DIRECTION |
Every entry must be repeated exactly. Exclude all pictures.

RECORDS FOR THIS EXERCISE |
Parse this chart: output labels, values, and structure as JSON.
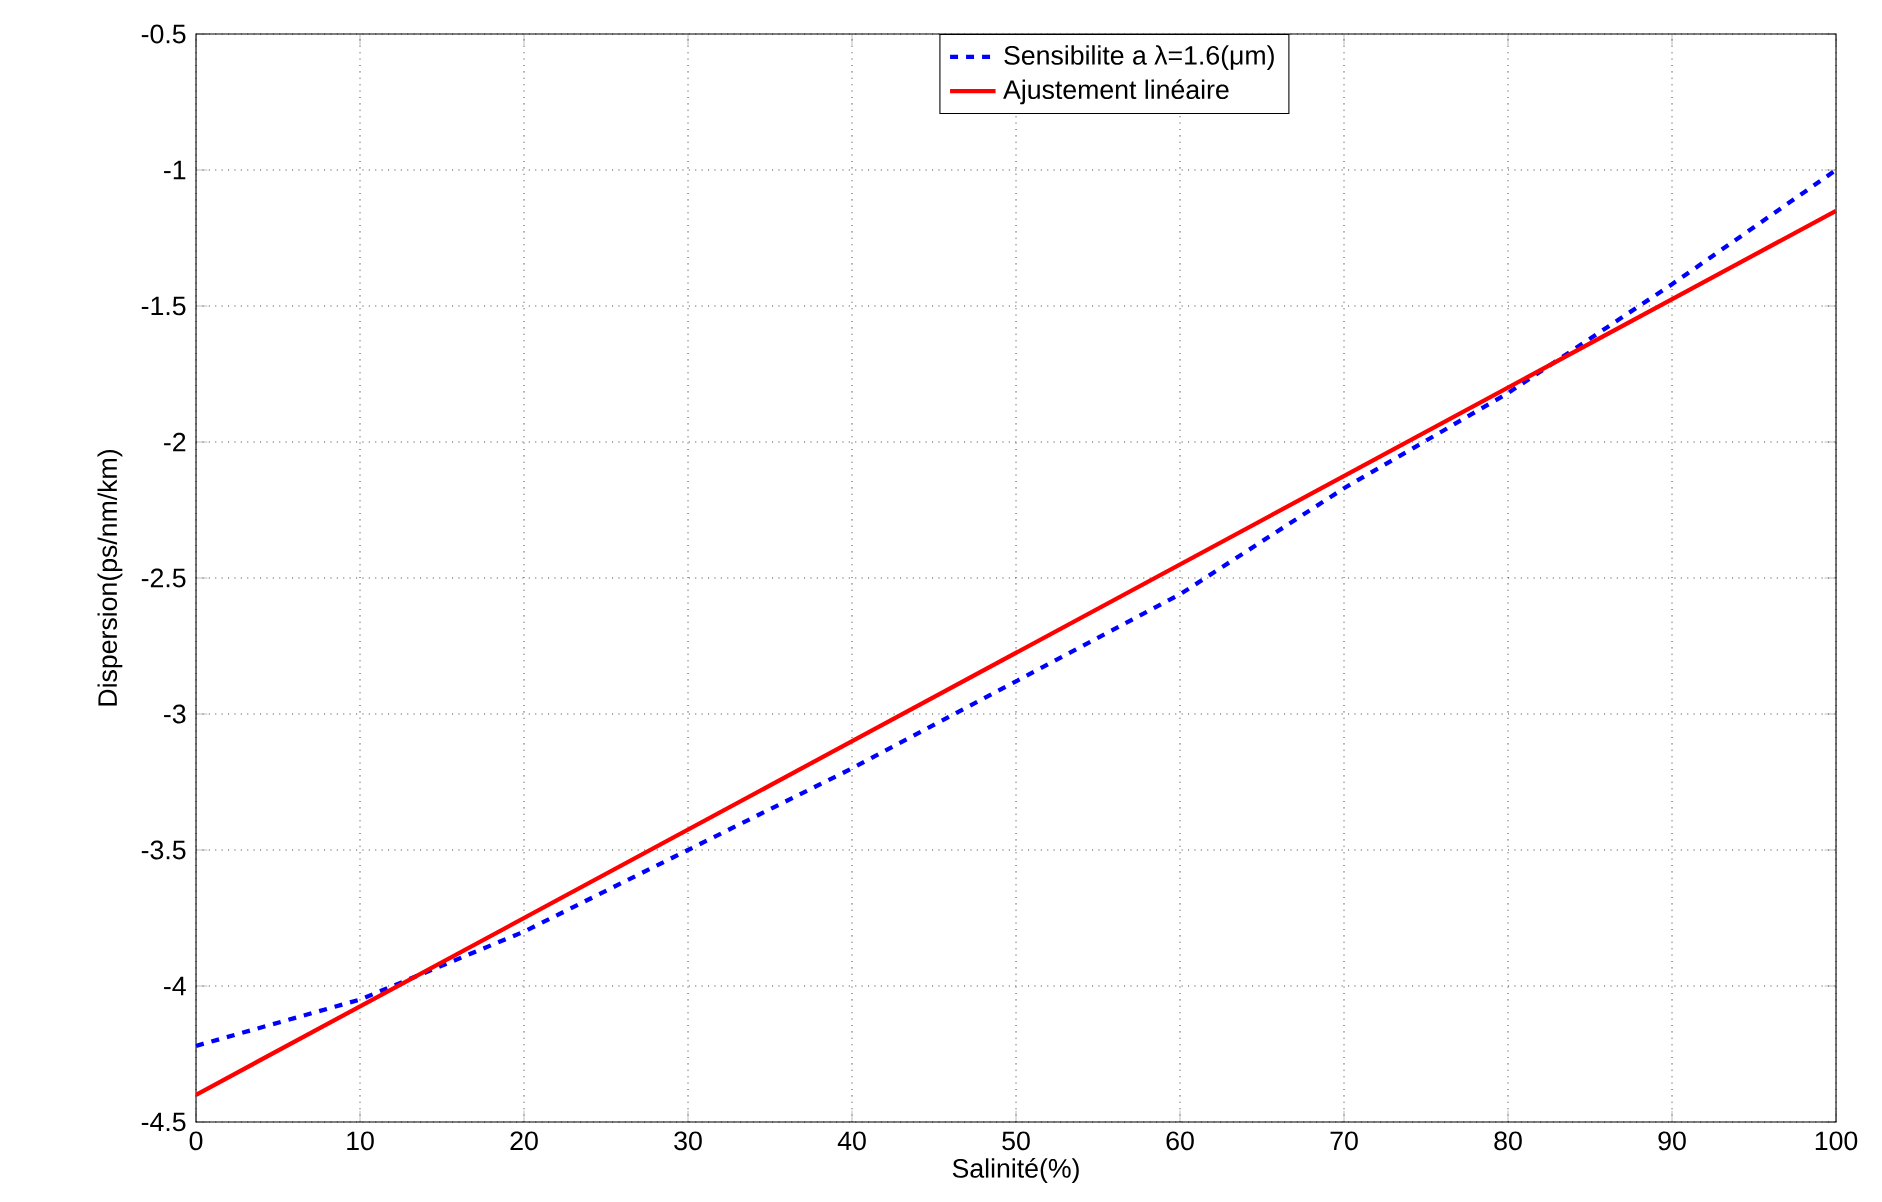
{
  "chart_data": {
    "type": "line",
    "xlabel": "Salinité(%)",
    "ylabel": "Dispersion(ps/nm/km)",
    "x": [
      0,
      10,
      20,
      30,
      40,
      50,
      60,
      70,
      80,
      90,
      100
    ],
    "series": [
      {
        "name": "Sensibilite a λ=1.6(μm)",
        "color": "#0000ff",
        "line_style": "dashed",
        "values": [
          -4.22,
          -4.05,
          -3.8,
          -3.5,
          -3.2,
          -2.88,
          -2.56,
          -2.17,
          -1.82,
          -1.42,
          -1.0
        ]
      },
      {
        "name": "Ajustement linéaire",
        "color": "#ff0000",
        "line_style": "solid",
        "x": [
          0,
          100
        ],
        "values": [
          -4.4,
          -1.15
        ]
      }
    ],
    "xlim": [
      0,
      100
    ],
    "ylim": [
      -4.5,
      -0.5
    ],
    "xticks": [
      0,
      10,
      20,
      30,
      40,
      50,
      60,
      70,
      80,
      90,
      100
    ],
    "yticks": [
      -4.5,
      -4,
      -3.5,
      -3,
      -2.5,
      -2,
      -1.5,
      -1,
      -0.5
    ],
    "grid": true,
    "legend": "top"
  }
}
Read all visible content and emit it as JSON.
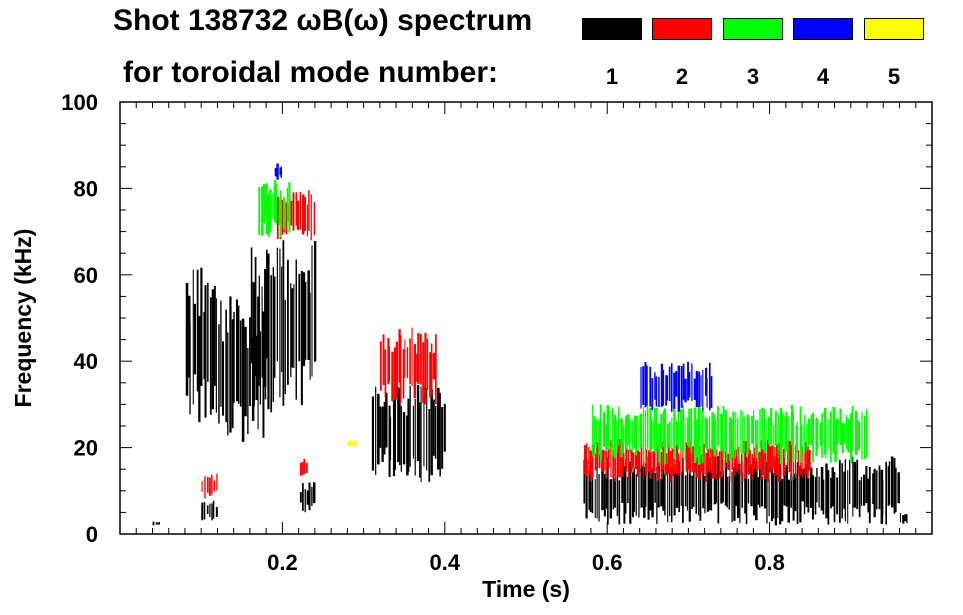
{
  "title_line1": "Shot 138732 ωB(ω) spectrum",
  "title_line2": "for toroidal mode number:",
  "legend": [
    {
      "mode": "1",
      "color": "#000000"
    },
    {
      "mode": "2",
      "color": "#ff0000"
    },
    {
      "mode": "3",
      "color": "#00ff00"
    },
    {
      "mode": "4",
      "color": "#0000ff"
    },
    {
      "mode": "5",
      "color": "#ffff00"
    }
  ],
  "chart_data": {
    "type": "heatmap",
    "title": "Shot 138732 ωB(ω) spectrum",
    "xlabel": "Time (s)",
    "ylabel": "Frequency (kHz)",
    "xlim": [
      0.0,
      1.0
    ],
    "ylim": [
      0,
      100
    ],
    "xticks": [
      0.2,
      0.4,
      0.6,
      0.8
    ],
    "yticks": [
      0,
      20,
      40,
      60,
      80,
      100
    ],
    "colorscale_legend": "toroidal mode number n = 1..5",
    "series": [
      {
        "name": "n=1",
        "color": "#000000",
        "regions": [
          {
            "t": [
              0.08,
              0.12
            ],
            "f": [
              25,
              62
            ]
          },
          {
            "t": [
              0.12,
              0.18
            ],
            "f": [
              20,
              55
            ]
          },
          {
            "t": [
              0.16,
              0.24
            ],
            "f": [
              28,
              68
            ]
          },
          {
            "t": [
              0.1,
              0.12
            ],
            "f": [
              3,
              8
            ]
          },
          {
            "t": [
              0.22,
              0.24
            ],
            "f": [
              5,
              12
            ]
          },
          {
            "t": [
              0.31,
              0.4
            ],
            "f": [
              12,
              35
            ]
          },
          {
            "t": [
              0.57,
              0.96
            ],
            "f": [
              2,
              18
            ]
          },
          {
            "t": [
              0.04,
              0.05
            ],
            "f": [
              2,
              3
            ]
          },
          {
            "t": [
              0.96,
              0.97
            ],
            "f": [
              2,
              5
            ]
          }
        ]
      },
      {
        "name": "n=2",
        "color": "#ff0000",
        "regions": [
          {
            "t": [
              0.19,
              0.24
            ],
            "f": [
              68,
              80
            ]
          },
          {
            "t": [
              0.32,
              0.39
            ],
            "f": [
              30,
              48
            ]
          },
          {
            "t": [
              0.57,
              0.85
            ],
            "f": [
              12,
              22
            ]
          },
          {
            "t": [
              0.1,
              0.12
            ],
            "f": [
              8,
              14
            ]
          },
          {
            "t": [
              0.22,
              0.23
            ],
            "f": [
              13,
              18
            ]
          }
        ]
      },
      {
        "name": "n=3",
        "color": "#00ff00",
        "regions": [
          {
            "t": [
              0.17,
              0.21
            ],
            "f": [
              68,
              82
            ]
          },
          {
            "t": [
              0.58,
              0.92
            ],
            "f": [
              16,
              30
            ]
          }
        ]
      },
      {
        "name": "n=4",
        "color": "#0000ff",
        "regions": [
          {
            "t": [
              0.19,
              0.2
            ],
            "f": [
              82,
              86
            ]
          },
          {
            "t": [
              0.64,
              0.73
            ],
            "f": [
              28,
              40
            ]
          }
        ]
      },
      {
        "name": "n=5",
        "color": "#ffff00",
        "regions": [
          {
            "t": [
              0.28,
              0.29
            ],
            "f": [
              20,
              22
            ]
          }
        ]
      }
    ]
  }
}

ANSWER TO THE EXERCISE |
Parse this chart: output labels, values, and structure as JSON.
{
  "chart_data": {
    "type": "line",
    "xlabel": "Salinité(%)",
    "ylabel": "Dispersion(ps/nm/km)",
    "x": [
      0,
      10,
      20,
      30,
      40,
      50,
      60,
      70,
      80,
      90,
      100
    ],
    "series": [
      {
        "name": "Sensibilite a λ=1.6(μm)",
        "color": "#0000ff",
        "line_style": "dashed",
        "values": [
          -4.22,
          -4.05,
          -3.8,
          -3.5,
          -3.2,
          -2.88,
          -2.56,
          -2.17,
          -1.82,
          -1.42,
          -1.0
        ]
      },
      {
        "name": "Ajustement linéaire",
        "color": "#ff0000",
        "line_style": "solid",
        "x": [
          0,
          100
        ],
        "values": [
          -4.4,
          -1.15
        ]
      }
    ],
    "xlim": [
      0,
      100
    ],
    "ylim": [
      -4.5,
      -0.5
    ],
    "xticks": [
      0,
      10,
      20,
      30,
      40,
      50,
      60,
      70,
      80,
      90,
      100
    ],
    "yticks": [
      -4.5,
      -4,
      -3.5,
      -3,
      -2.5,
      -2,
      -1.5,
      -1,
      -0.5
    ],
    "grid": true,
    "legend": "top"
  }
}
Read all visible content and emit it as JSON.
{
  "title_line1": "Shot 138732 ωB(ω) spectrum",
  "title_line2": "for toroidal mode number:",
  "legend": [
    {
      "mode": "1",
      "color": "#000000"
    },
    {
      "mode": "2",
      "color": "#ff0000"
    },
    {
      "mode": "3",
      "color": "#00ff00"
    },
    {
      "mode": "4",
      "color": "#0000ff"
    },
    {
      "mode": "5",
      "color": "#ffff00"
    }
  ],
  "chart_data": {
    "type": "heatmap",
    "title": "Shot 138732 ωB(ω) spectrum",
    "xlabel": "Time (s)",
    "ylabel": "Frequency (kHz)",
    "xlim": [
      0.0,
      1.0
    ],
    "ylim": [
      0,
      100
    ],
    "xticks": [
      0.2,
      0.4,
      0.6,
      0.8
    ],
    "yticks": [
      0,
      20,
      40,
      60,
      80,
      100
    ],
    "colorscale_legend": "toroidal mode number n = 1..5",
    "series": [
      {
        "name": "n=1",
        "color": "#000000",
        "regions": [
          {
            "t": [
              0.08,
              0.12
            ],
            "f": [
              25,
              62
            ]
          },
          {
            "t": [
              0.12,
              0.18
            ],
            "f": [
              20,
              55
            ]
          },
          {
            "t": [
              0.16,
              0.24
            ],
            "f": [
              28,
              68
            ]
          },
          {
            "t": [
              0.1,
              0.12
            ],
            "f": [
              3,
              8
            ]
          },
          {
            "t": [
              0.22,
              0.24
            ],
            "f": [
              5,
              12
            ]
          },
          {
            "t": [
              0.31,
              0.4
            ],
            "f": [
              12,
              35
            ]
          },
          {
            "t": [
              0.57,
              0.96
            ],
            "f": [
              2,
              18
            ]
          },
          {
            "t": [
              0.04,
              0.05
            ],
            "f": [
              2,
              3
            ]
          },
          {
            "t": [
              0.96,
              0.97
            ],
            "f": [
              2,
              5
            ]
          }
        ]
      },
      {
        "name": "n=2",
        "color": "#ff0000",
        "regions": [
          {
            "t": [
              0.19,
              0.24
            ],
            "f": [
              68,
              80
            ]
          },
          {
            "t": [
              0.32,
              0.39
            ],
            "f": [
              30,
              48
            ]
          },
          {
            "t": [
              0.57,
              0.85
            ],
            "f": [
              12,
              22
            ]
          },
          {
            "t": [
              0.1,
              0.12
            ],
            "f": [
              8,
              14
            ]
          },
          {
            "t": [
              0.22,
              0.23
            ],
            "f": [
              13,
              18
            ]
          }
        ]
      },
      {
        "name": "n=3",
        "color": "#00ff00",
        "regions": [
          {
            "t": [
              0.17,
              0.21
            ],
            "f": [
              68,
              82
            ]
          },
          {
            "t": [
              0.58,
              0.92
            ],
            "f": [
              16,
              30
            ]
          }
        ]
      },
      {
        "name": "n=4",
        "color": "#0000ff",
        "regions": [
          {
            "t": [
              0.19,
              0.2
            ],
            "f": [
              82,
              86
            ]
          },
          {
            "t": [
              0.64,
              0.73
            ],
            "f": [
              28,
              40
            ]
          }
        ]
      },
      {
        "name": "n=5",
        "color": "#ffff00",
        "regions": [
          {
            "t": [
              0.28,
              0.29
            ],
            "f": [
              20,
              22
            ]
          }
        ]
      }
    ]
  }
}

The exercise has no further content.